Dataset extract:
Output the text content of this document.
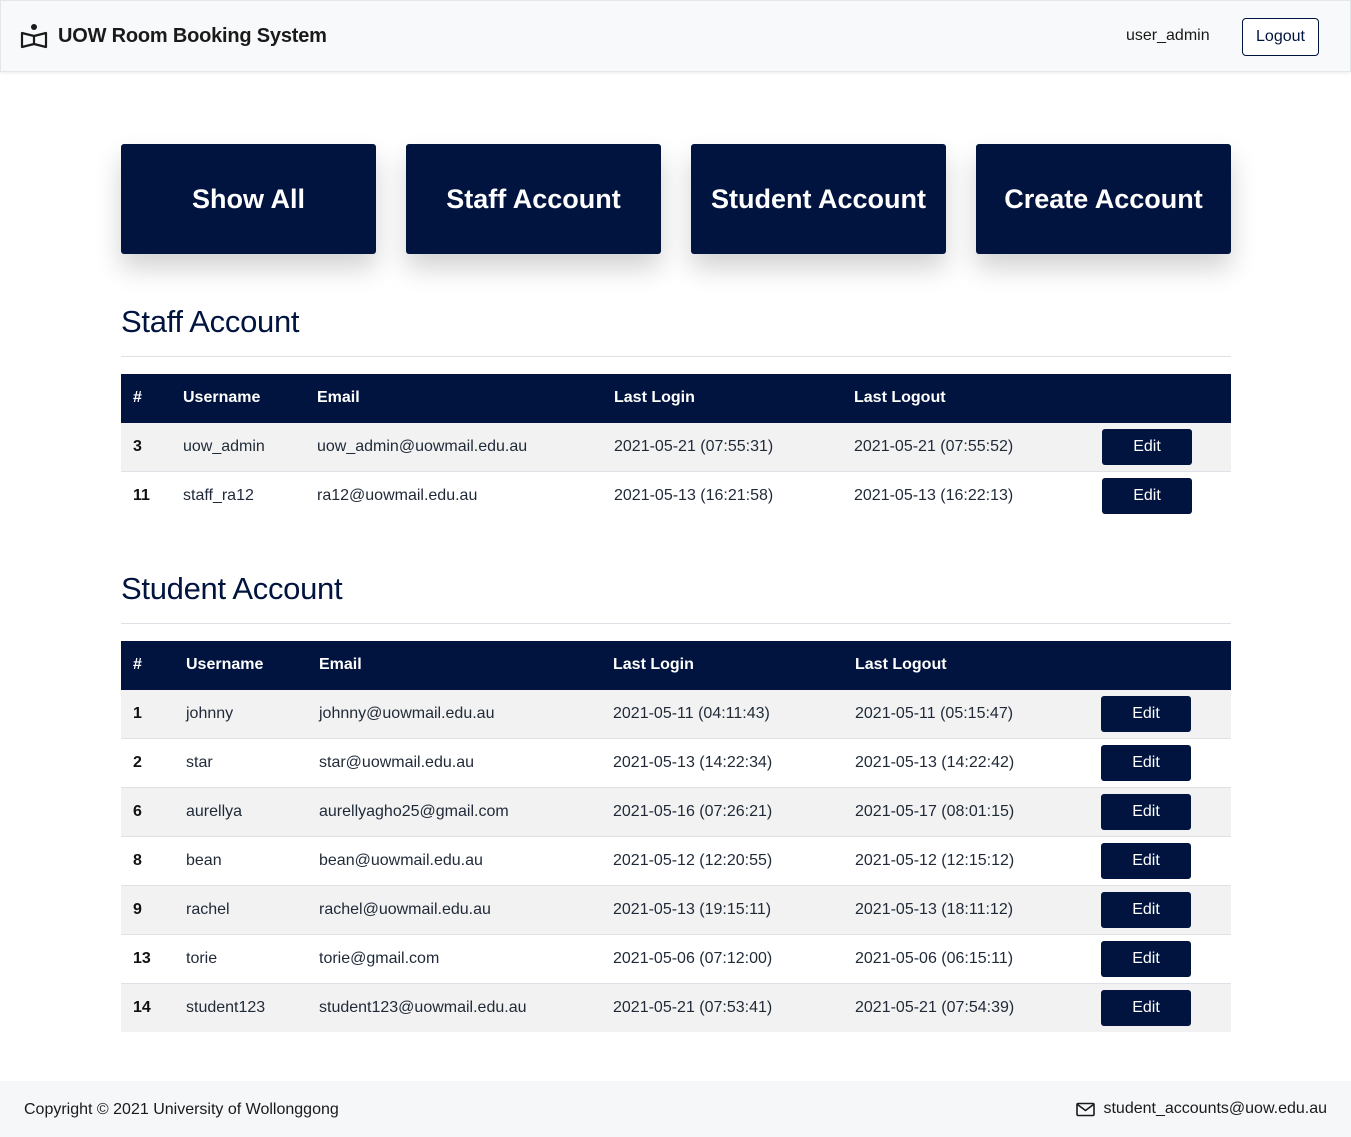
UOW Room Booking System	user_admin	Logout
Show All	Staff Account	Student Account	Create Account
Staff Account
#	Username	Email	Last Login	Last Logout	
3	uow_admin	uow_admin@uowmail.edu.au	2021-05-21 (07:55:31)	2021-05-21 (07:55:52)	Edit
11	staff_ra12	ra12@uowmail.edu.au	2021-05-13 (16:21:58)	2021-05-13 (16:22:13)	Edit
Student Account
#	Username	Email	Last Login	Last Logout	
1	johnny	johnny@uowmail.edu.au	2021-05-11 (04:11:43)	2021-05-11 (05:15:47)	Edit
2	star	star@uowmail.edu.au	2021-05-13 (14:22:34)	2021-05-13 (14:22:42)	Edit
6	aurellya	aurellyagho25@gmail.com	2021-05-16 (07:26:21)	2021-05-17 (08:01:15)	Edit
8	bean	bean@uowmail.edu.au	2021-05-12 (12:20:55)	2021-05-12 (12:15:12)	Edit
9	rachel	rachel@uowmail.edu.au	2021-05-13 (19:15:11)	2021-05-13 (18:11:12)	Edit
13	torie	torie@gmail.com	2021-05-06 (07:12:00)	2021-05-06 (06:15:11)	Edit
14	student123	student123@uowmail.edu.au	2021-05-21 (07:53:41)	2021-05-21 (07:54:39)	Edit
Copyright © 2021 University of Wollonggong	student_accounts@uow.edu.au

Task to carry out: Give the count of lines in the records that contain "uowmail", and no other text.

Finished task: 7